**Stated exercise:** Below are records to repeat exactly. Omit the pictures from the copy.

**Exercise input:**
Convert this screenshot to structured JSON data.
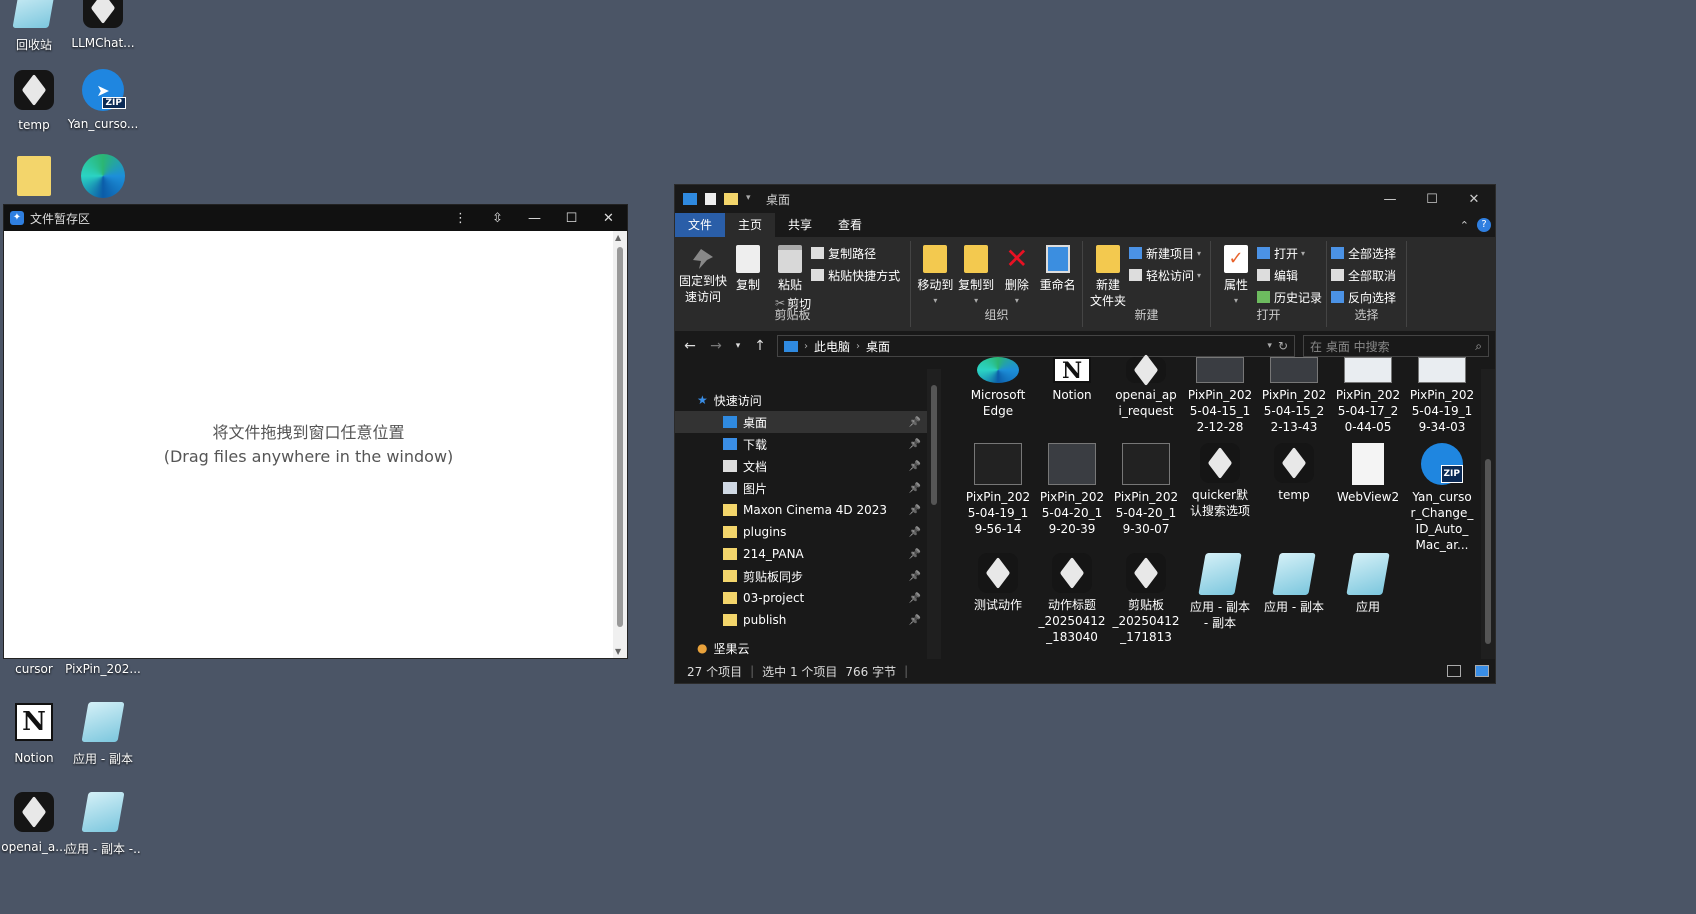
{
  "desktop": {
    "icons": [
      {
        "label": "回收站",
        "kind": "note"
      },
      {
        "label": "LLMChat...",
        "kind": "dark"
      },
      {
        "label": "temp",
        "kind": "dark"
      },
      {
        "label": "Yan_curso...",
        "kind": "zip"
      },
      {
        "label": "",
        "kind": "folder"
      },
      {
        "label": "",
        "kind": "edge"
      },
      {
        "label": "cursor",
        "kind": "dark"
      },
      {
        "label": "PixPin_202...",
        "kind": "shot"
      },
      {
        "label": "Notion",
        "kind": "notion"
      },
      {
        "label": "应用 - 副本",
        "kind": "note"
      },
      {
        "label": "openai_a...",
        "kind": "dark"
      },
      {
        "label": "应用 - 副本 -...",
        "kind": "note"
      }
    ]
  },
  "drop_window": {
    "title": "文件暂存区",
    "line1": "将文件拖拽到窗口任意位置",
    "line2": "(Drag files anywhere in the window)",
    "btn_more": "⋮",
    "btn_pin": "⇳",
    "btn_min": "—",
    "btn_max": "☐",
    "btn_close": "✕"
  },
  "explorer": {
    "title": "桌面",
    "btn_min": "—",
    "btn_max": "☐",
    "btn_close": "✕",
    "tabs": {
      "file": "文件",
      "home": "主页",
      "share": "共享",
      "view": "查看"
    },
    "ribbon": {
      "pin_quick": "固定到快\n速访问",
      "copy": "复制",
      "paste": "粘贴",
      "copy_path": "复制路径",
      "paste_shortcut": "粘贴快捷方式",
      "cut": "剪切",
      "group_clipboard": "剪贴板",
      "move_to": "移动到",
      "copy_to": "复制到",
      "delete": "删除",
      "rename": "重命名",
      "group_organize": "组织",
      "new_folder": "新建\n文件夹",
      "new_item": "新建项目",
      "easy_access": "轻松访问",
      "group_new": "新建",
      "properties": "属性",
      "open": "打开",
      "edit": "编辑",
      "history": "历史记录",
      "group_open": "打开",
      "select_all": "全部选择",
      "select_none": "全部取消",
      "invert_selection": "反向选择",
      "group_select": "选择"
    },
    "address": {
      "crumb_pc": "此电脑",
      "crumb_desktop": "桌面",
      "search_placeholder": "在 桌面 中搜索"
    },
    "nav": {
      "quick_access": "快速访问",
      "items": [
        {
          "label": "桌面",
          "icon": "desktop",
          "color": "#2f8ae0"
        },
        {
          "label": "下载",
          "icon": "download",
          "color": "#3a8ee6"
        },
        {
          "label": "文档",
          "icon": "document",
          "color": "#dddddd"
        },
        {
          "label": "图片",
          "icon": "picture",
          "color": "#cfd8e3"
        },
        {
          "label": "Maxon Cinema 4D 2023",
          "icon": "folder",
          "color": "#f3d56b"
        },
        {
          "label": "plugins",
          "icon": "folder",
          "color": "#f3d56b"
        },
        {
          "label": "214_PANA",
          "icon": "folder",
          "color": "#f3d56b"
        },
        {
          "label": "剪贴板同步",
          "icon": "folder",
          "color": "#f3d56b"
        },
        {
          "label": "03-project",
          "icon": "folder",
          "color": "#f3d56b"
        },
        {
          "label": "publish",
          "icon": "folder",
          "color": "#f3d56b"
        }
      ],
      "jianguoyun": "坚果云"
    },
    "files": [
      [
        {
          "label": "Microsoft\nEdge",
          "kind": "edge"
        },
        {
          "label": "Notion",
          "kind": "notion"
        },
        {
          "label": "openai_ap\ni_request",
          "kind": "dark"
        },
        {
          "label": "PixPin_202\n5-04-15_1\n2-12-28",
          "kind": "shot"
        },
        {
          "label": "PixPin_202\n5-04-15_2\n2-13-43",
          "kind": "shot"
        },
        {
          "label": "PixPin_202\n5-04-17_2\n0-44-05",
          "kind": "shot2"
        },
        {
          "label": "PixPin_202\n5-04-19_1\n9-34-03",
          "kind": "shot2"
        }
      ],
      [
        {
          "label": "PixPin_202\n5-04-19_1\n9-56-14",
          "kind": "shot3"
        },
        {
          "label": "PixPin_202\n5-04-20_1\n9-20-39",
          "kind": "shot"
        },
        {
          "label": "PixPin_202\n5-04-20_1\n9-30-07",
          "kind": "shot3"
        },
        {
          "label": "quicker默\n认搜索选项",
          "kind": "dark"
        },
        {
          "label": "temp",
          "kind": "dark"
        },
        {
          "label": "WebView2",
          "kind": "textdoc"
        },
        {
          "label": "Yan_curso\nr_Change_\nID_Auto_\nMac_ar...",
          "kind": "zip"
        }
      ],
      [
        {
          "label": "测试动作",
          "kind": "dark"
        },
        {
          "label": "动作标题\n_20250412\n_183040",
          "kind": "dark"
        },
        {
          "label": "剪贴板\n_20250412\n_171813",
          "kind": "dark"
        },
        {
          "label": "应用 - 副本\n- 副本",
          "kind": "note"
        },
        {
          "label": "应用 - 副本",
          "kind": "note"
        },
        {
          "label": "应用",
          "kind": "note"
        }
      ]
    ],
    "status": {
      "count": "27 个项目",
      "selected": "选中 1 个项目",
      "size": "766 字节"
    }
  }
}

**Response below:**
Convert this screenshot to structured JSON data.
{
  "desktop": {
    "icons": [
      {
        "label": "回收站",
        "kind": "note"
      },
      {
        "label": "LLMChat...",
        "kind": "dark"
      },
      {
        "label": "temp",
        "kind": "dark"
      },
      {
        "label": "Yan_curso...",
        "kind": "zip"
      },
      {
        "label": "",
        "kind": "folder"
      },
      {
        "label": "",
        "kind": "edge"
      },
      {
        "label": "cursor",
        "kind": "dark"
      },
      {
        "label": "PixPin_202...",
        "kind": "shot"
      },
      {
        "label": "Notion",
        "kind": "notion"
      },
      {
        "label": "应用 - 副本",
        "kind": "note"
      },
      {
        "label": "openai_a...",
        "kind": "dark"
      },
      {
        "label": "应用 - 副本 -...",
        "kind": "note"
      }
    ]
  },
  "drop_window": {
    "title": "文件暂存区",
    "line1": "将文件拖拽到窗口任意位置",
    "line2": "(Drag files anywhere in the window)",
    "btn_more": "⋮",
    "btn_pin": "⇳",
    "btn_min": "—",
    "btn_max": "☐",
    "btn_close": "✕"
  },
  "explorer": {
    "title": "桌面",
    "btn_min": "—",
    "btn_max": "☐",
    "btn_close": "✕",
    "tabs": {
      "file": "文件",
      "home": "主页",
      "share": "共享",
      "view": "查看"
    },
    "ribbon": {
      "pin_quick": "固定到快\n速访问",
      "copy": "复制",
      "paste": "粘贴",
      "copy_path": "复制路径",
      "paste_shortcut": "粘贴快捷方式",
      "cut": "剪切",
      "group_clipboard": "剪贴板",
      "move_to": "移动到",
      "copy_to": "复制到",
      "delete": "删除",
      "rename": "重命名",
      "group_organize": "组织",
      "new_folder": "新建\n文件夹",
      "new_item": "新建项目",
      "easy_access": "轻松访问",
      "group_new": "新建",
      "properties": "属性",
      "open": "打开",
      "edit": "编辑",
      "history": "历史记录",
      "group_open": "打开",
      "select_all": "全部选择",
      "select_none": "全部取消",
      "invert_selection": "反向选择",
      "group_select": "选择"
    },
    "address": {
      "crumb_pc": "此电脑",
      "crumb_desktop": "桌面",
      "search_placeholder": "在 桌面 中搜索"
    },
    "nav": {
      "quick_access": "快速访问",
      "items": [
        {
          "label": "桌面",
          "icon": "desktop",
          "color": "#2f8ae0"
        },
        {
          "label": "下载",
          "icon": "download",
          "color": "#3a8ee6"
        },
        {
          "label": "文档",
          "icon": "document",
          "color": "#dddddd"
        },
        {
          "label": "图片",
          "icon": "picture",
          "color": "#cfd8e3"
        },
        {
          "label": "Maxon Cinema 4D 2023",
          "icon": "folder",
          "color": "#f3d56b"
        },
        {
          "label": "plugins",
          "icon": "folder",
          "color": "#f3d56b"
        },
        {
          "label": "214_PANA",
          "icon": "folder",
          "color": "#f3d56b"
        },
        {
          "label": "剪贴板同步",
          "icon": "folder",
          "color": "#f3d56b"
        },
        {
          "label": "03-project",
          "icon": "folder",
          "color": "#f3d56b"
        },
        {
          "label": "publish",
          "icon": "folder",
          "color": "#f3d56b"
        }
      ],
      "jianguoyun": "坚果云"
    },
    "files": [
      [
        {
          "label": "Microsoft\nEdge",
          "kind": "edge"
        },
        {
          "label": "Notion",
          "kind": "notion"
        },
        {
          "label": "openai_ap\ni_request",
          "kind": "dark"
        },
        {
          "label": "PixPin_202\n5-04-15_1\n2-12-28",
          "kind": "shot"
        },
        {
          "label": "PixPin_202\n5-04-15_2\n2-13-43",
          "kind": "shot"
        },
        {
          "label": "PixPin_202\n5-04-17_2\n0-44-05",
          "kind": "shot2"
        },
        {
          "label": "PixPin_202\n5-04-19_1\n9-34-03",
          "kind": "shot2"
        }
      ],
      [
        {
          "label": "PixPin_202\n5-04-19_1\n9-56-14",
          "kind": "shot3"
        },
        {
          "label": "PixPin_202\n5-04-20_1\n9-20-39",
          "kind": "shot"
        },
        {
          "label": "PixPin_202\n5-04-20_1\n9-30-07",
          "kind": "shot3"
        },
        {
          "label": "quicker默\n认搜索选项",
          "kind": "dark"
        },
        {
          "label": "temp",
          "kind": "dark"
        },
        {
          "label": "WebView2",
          "kind": "textdoc"
        },
        {
          "label": "Yan_curso\nr_Change_\nID_Auto_\nMac_ar...",
          "kind": "zip"
        }
      ],
      [
        {
          "label": "测试动作",
          "kind": "dark"
        },
        {
          "label": "动作标题\n_20250412\n_183040",
          "kind": "dark"
        },
        {
          "label": "剪贴板\n_20250412\n_171813",
          "kind": "dark"
        },
        {
          "label": "应用 - 副本\n- 副本",
          "kind": "note"
        },
        {
          "label": "应用 - 副本",
          "kind": "note"
        },
        {
          "label": "应用",
          "kind": "note"
        }
      ]
    ],
    "status": {
      "count": "27 个项目",
      "selected": "选中 1 个项目",
      "size": "766 字节"
    }
  }
}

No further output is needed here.